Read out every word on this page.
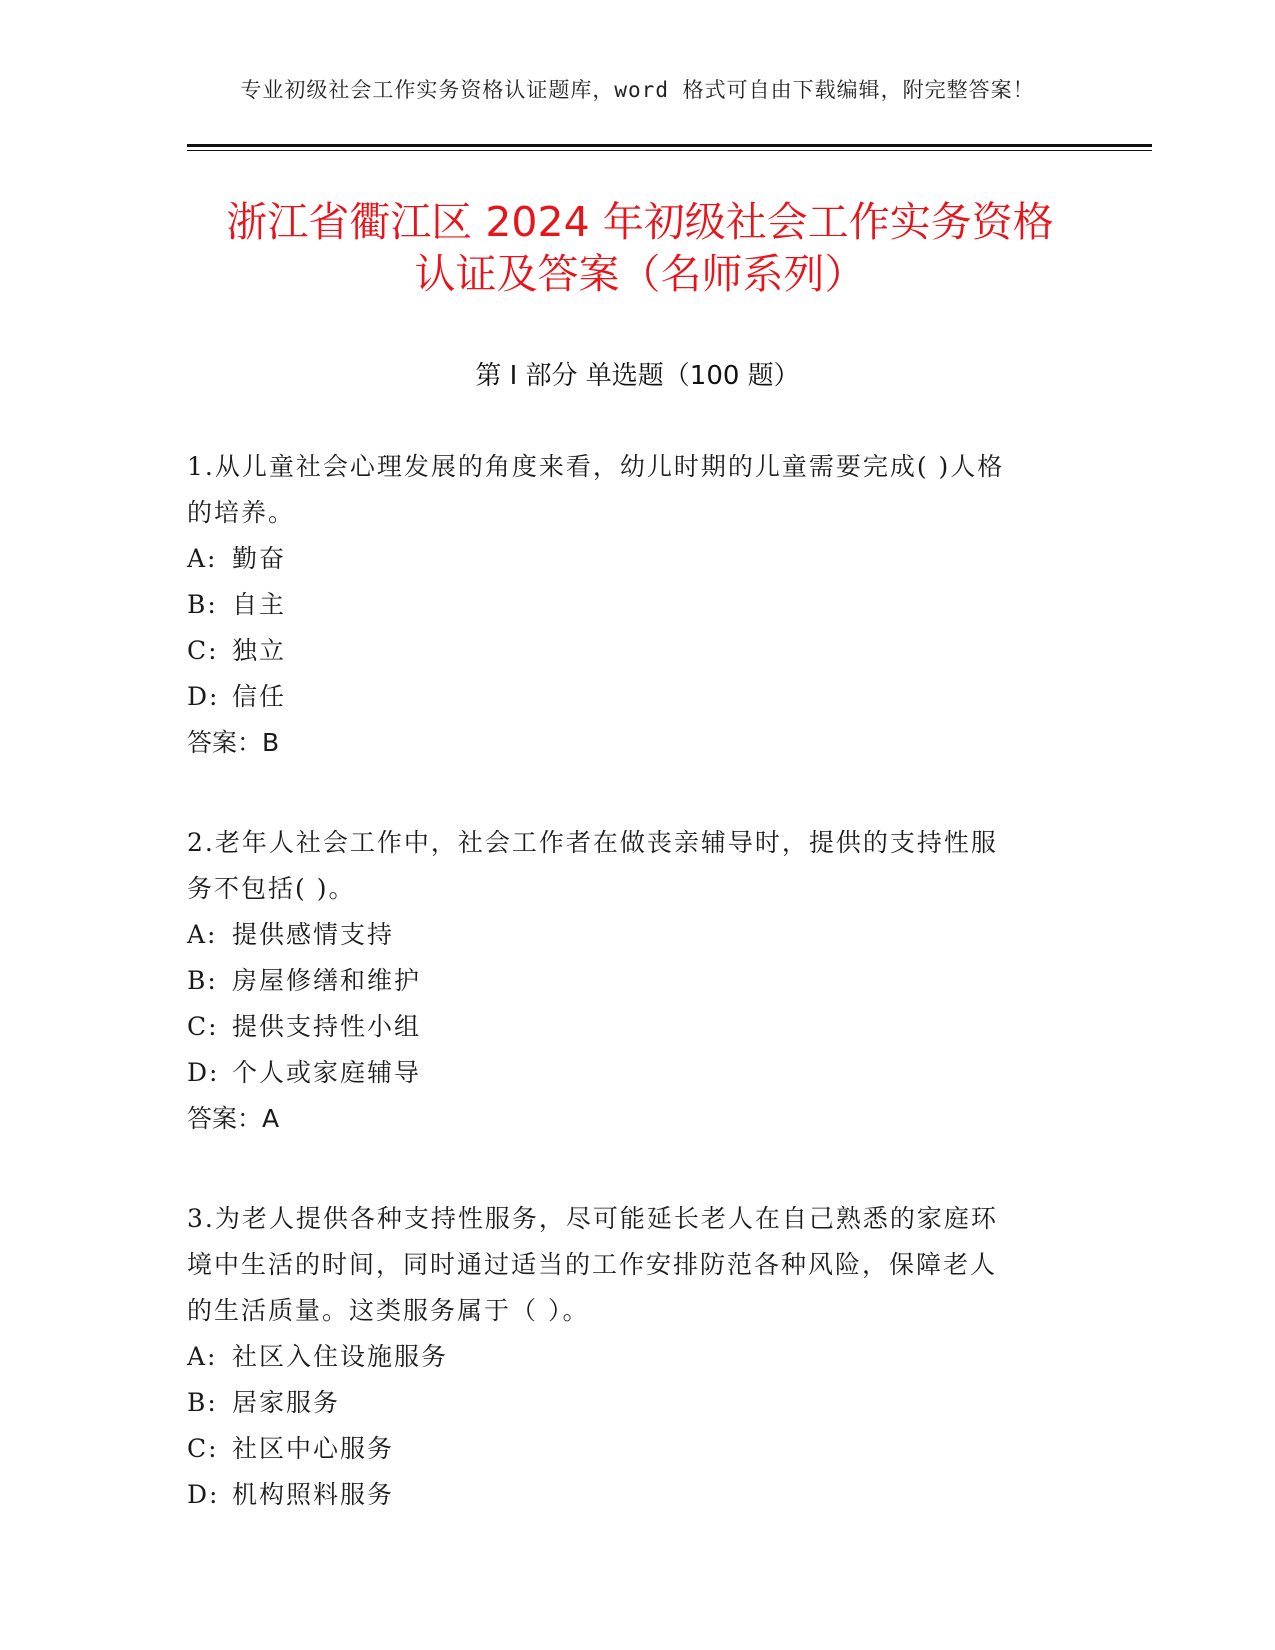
专业初级社会工作实务资格认证题库，word 格式可自由下载编辑，附完整答案！
浙江省衢江区 2024 年初级社会工作实务资格
认证及答案（名师系列）
第 I 部分 单选题（100 题）
1.从儿童社会心理发展的角度来看，幼儿时期的儿童需要完成( )人格
的培养。
A: 勤奋
B: 自主
C: 独立
D: 信任
答案：B
2.老年人社会工作中，社会工作者在做丧亲辅导时，提供的支持性服
务不包括( )。
A: 提供感情支持
B: 房屋修缮和维护
C: 提供支持性小组
D: 个人或家庭辅导
答案：A
3.为老人提供各种支持性服务，尽可能延长老人在自己熟悉的家庭环
境中生活的时间，同时通过适当的工作安排防范各种风险，保障老人
的生活质量。这类服务属于（ ）。
A: 社区入住设施服务
B: 居家服务
C: 社区中心服务
D: 机构照料服务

=-=-=

▶ WHAT IS ASKED:
Leave out the pictures and print each record exactly as it stands.

▶ SOLUTION TO THIS TASK:
Read out every word on this page.
专业初级社会工作实务资格认证题库，word 格式可自由下载编辑，附完整答案！
浙江省衢江区 2024 年初级社会工作实务资格
认证及答案（名师系列）
第 I 部分 单选题（100 题）
1.从儿童社会心理发展的角度来看，幼儿时期的儿童需要完成( )人格
的培养。
A: 勤奋
B: 自主
C: 独立
D: 信任
答案：B
2.老年人社会工作中，社会工作者在做丧亲辅导时，提供的支持性服
务不包括( )。
A: 提供感情支持
B: 房屋修缮和维护
C: 提供支持性小组
D: 个人或家庭辅导
答案：A
3.为老人提供各种支持性服务，尽可能延长老人在自己熟悉的家庭环
境中生活的时间，同时通过适当的工作安排防范各种风险，保障老人
的生活质量。这类服务属于（ ）。
A: 社区入住设施服务
B: 居家服务
C: 社区中心服务
D: 机构照料服务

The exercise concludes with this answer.